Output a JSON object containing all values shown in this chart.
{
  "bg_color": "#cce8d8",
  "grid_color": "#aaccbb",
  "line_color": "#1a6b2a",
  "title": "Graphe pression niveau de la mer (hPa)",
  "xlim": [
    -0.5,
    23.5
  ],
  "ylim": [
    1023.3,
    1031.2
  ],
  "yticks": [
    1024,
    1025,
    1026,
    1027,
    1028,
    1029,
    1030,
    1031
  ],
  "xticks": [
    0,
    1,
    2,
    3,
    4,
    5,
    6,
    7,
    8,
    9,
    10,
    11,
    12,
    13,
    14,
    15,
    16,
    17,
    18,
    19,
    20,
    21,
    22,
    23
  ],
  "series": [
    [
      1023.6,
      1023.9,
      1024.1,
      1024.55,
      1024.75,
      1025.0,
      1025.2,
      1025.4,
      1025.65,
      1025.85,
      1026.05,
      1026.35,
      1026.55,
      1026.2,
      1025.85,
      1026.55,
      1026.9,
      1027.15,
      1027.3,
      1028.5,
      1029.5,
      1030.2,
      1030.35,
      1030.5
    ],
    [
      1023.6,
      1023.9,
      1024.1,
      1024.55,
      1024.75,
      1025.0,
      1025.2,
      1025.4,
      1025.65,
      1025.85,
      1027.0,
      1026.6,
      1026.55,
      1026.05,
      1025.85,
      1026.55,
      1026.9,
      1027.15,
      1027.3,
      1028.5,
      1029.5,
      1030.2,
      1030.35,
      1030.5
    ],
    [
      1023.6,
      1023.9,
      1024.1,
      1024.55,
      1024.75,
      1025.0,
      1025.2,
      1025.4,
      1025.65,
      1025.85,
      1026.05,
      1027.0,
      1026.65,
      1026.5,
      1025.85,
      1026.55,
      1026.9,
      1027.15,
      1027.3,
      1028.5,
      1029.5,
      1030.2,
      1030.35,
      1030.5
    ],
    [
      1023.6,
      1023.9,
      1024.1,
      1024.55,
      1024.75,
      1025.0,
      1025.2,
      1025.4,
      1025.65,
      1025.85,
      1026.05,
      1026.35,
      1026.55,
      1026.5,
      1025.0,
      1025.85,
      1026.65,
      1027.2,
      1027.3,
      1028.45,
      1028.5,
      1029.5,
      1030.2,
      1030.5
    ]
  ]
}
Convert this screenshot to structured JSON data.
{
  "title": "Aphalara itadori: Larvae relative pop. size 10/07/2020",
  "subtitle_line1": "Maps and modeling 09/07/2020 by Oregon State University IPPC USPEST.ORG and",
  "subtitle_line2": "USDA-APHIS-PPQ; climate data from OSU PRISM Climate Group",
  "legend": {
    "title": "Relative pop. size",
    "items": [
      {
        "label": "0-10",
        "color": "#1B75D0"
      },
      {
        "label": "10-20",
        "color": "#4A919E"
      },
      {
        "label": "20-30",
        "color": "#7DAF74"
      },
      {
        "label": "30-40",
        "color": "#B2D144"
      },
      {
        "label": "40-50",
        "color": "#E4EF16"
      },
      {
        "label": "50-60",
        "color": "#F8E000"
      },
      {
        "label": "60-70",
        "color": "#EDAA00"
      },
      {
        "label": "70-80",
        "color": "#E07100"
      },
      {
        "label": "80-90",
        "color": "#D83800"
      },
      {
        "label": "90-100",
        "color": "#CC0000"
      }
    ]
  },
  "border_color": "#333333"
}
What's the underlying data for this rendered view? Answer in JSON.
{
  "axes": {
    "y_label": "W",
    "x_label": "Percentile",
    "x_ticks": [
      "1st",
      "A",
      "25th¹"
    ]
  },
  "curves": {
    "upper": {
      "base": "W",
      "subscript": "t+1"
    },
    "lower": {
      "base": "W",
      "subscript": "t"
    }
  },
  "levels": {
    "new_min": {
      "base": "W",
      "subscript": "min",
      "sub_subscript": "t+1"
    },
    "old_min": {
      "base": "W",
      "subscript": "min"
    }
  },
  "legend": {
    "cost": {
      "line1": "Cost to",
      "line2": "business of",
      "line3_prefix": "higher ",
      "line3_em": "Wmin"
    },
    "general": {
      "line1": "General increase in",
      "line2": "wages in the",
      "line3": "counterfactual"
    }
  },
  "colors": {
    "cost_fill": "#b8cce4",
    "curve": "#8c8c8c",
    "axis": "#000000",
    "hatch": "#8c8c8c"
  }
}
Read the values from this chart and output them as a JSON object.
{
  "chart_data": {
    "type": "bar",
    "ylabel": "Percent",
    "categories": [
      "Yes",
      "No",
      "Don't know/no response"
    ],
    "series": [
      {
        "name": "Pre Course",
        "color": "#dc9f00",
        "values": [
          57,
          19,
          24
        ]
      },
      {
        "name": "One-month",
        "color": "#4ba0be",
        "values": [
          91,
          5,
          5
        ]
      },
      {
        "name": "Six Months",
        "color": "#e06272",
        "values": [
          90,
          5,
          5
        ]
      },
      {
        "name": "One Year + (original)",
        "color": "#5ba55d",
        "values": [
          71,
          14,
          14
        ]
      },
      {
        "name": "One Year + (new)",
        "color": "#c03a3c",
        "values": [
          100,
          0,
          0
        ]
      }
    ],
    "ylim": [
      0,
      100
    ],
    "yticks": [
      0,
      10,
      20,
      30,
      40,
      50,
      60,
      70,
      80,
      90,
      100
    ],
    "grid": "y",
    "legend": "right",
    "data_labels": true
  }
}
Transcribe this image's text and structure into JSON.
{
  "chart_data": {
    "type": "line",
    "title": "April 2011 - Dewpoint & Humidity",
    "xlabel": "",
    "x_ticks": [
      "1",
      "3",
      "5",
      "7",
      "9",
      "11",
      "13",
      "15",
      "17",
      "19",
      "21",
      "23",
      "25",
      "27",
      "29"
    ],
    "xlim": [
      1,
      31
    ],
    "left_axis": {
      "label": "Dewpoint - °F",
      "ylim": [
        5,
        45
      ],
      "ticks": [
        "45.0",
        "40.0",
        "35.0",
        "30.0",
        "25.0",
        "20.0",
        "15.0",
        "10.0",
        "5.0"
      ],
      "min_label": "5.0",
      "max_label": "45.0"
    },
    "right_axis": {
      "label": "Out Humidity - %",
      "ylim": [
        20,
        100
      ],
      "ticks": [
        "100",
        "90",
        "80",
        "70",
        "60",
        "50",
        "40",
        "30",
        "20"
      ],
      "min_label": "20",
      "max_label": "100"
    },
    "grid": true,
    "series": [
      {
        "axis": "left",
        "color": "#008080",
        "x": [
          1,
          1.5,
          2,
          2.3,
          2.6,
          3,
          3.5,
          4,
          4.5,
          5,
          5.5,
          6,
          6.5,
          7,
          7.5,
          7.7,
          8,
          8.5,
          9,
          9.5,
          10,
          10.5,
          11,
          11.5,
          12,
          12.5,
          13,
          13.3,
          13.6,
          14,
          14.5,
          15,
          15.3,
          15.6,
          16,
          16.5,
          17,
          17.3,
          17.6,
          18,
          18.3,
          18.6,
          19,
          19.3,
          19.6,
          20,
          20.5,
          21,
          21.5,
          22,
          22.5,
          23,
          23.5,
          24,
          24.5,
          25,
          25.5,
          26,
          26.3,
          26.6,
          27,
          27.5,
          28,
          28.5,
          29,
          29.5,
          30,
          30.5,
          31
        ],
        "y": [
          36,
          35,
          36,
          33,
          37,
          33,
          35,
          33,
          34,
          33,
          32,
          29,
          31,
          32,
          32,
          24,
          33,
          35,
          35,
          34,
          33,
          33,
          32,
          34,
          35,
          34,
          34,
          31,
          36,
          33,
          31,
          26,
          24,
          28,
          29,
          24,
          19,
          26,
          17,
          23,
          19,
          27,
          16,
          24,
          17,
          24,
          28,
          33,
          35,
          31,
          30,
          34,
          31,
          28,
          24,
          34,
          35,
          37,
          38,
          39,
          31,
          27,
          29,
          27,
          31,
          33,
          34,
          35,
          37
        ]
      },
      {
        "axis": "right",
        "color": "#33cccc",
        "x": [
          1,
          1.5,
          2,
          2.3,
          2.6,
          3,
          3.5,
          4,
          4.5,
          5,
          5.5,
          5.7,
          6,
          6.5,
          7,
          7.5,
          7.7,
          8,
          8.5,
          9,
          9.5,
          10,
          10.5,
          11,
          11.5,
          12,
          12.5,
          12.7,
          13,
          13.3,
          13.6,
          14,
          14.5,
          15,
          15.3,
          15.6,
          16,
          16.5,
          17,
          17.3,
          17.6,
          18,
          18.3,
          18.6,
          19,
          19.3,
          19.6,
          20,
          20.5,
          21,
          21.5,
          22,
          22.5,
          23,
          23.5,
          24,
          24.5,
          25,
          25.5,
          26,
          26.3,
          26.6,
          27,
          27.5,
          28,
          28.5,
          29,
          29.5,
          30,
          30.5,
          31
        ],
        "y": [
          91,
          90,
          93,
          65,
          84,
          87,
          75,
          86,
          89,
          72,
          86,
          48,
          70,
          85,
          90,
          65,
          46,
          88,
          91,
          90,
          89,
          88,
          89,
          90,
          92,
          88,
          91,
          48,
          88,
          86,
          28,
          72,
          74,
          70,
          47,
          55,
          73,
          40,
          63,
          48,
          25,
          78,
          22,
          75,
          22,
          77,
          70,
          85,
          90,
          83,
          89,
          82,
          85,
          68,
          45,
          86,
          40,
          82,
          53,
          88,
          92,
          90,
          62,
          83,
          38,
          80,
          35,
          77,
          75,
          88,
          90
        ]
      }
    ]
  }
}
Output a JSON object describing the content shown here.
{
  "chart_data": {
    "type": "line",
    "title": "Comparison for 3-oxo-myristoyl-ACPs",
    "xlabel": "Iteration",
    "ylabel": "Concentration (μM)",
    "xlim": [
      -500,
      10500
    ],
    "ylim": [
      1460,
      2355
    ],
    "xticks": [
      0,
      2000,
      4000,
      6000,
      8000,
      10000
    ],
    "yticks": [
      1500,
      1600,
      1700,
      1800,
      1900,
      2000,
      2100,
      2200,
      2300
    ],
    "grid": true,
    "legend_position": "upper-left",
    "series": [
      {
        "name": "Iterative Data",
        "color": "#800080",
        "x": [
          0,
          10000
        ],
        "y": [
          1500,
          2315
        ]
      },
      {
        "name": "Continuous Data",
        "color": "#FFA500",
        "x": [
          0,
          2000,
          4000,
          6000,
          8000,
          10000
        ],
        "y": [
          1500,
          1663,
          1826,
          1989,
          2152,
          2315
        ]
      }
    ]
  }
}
• • • • •
- [PROBLEM TO SOLVE] Report the number of lines above containing the word "size", with no other text.

- [COMPLETE RESPONSE] 2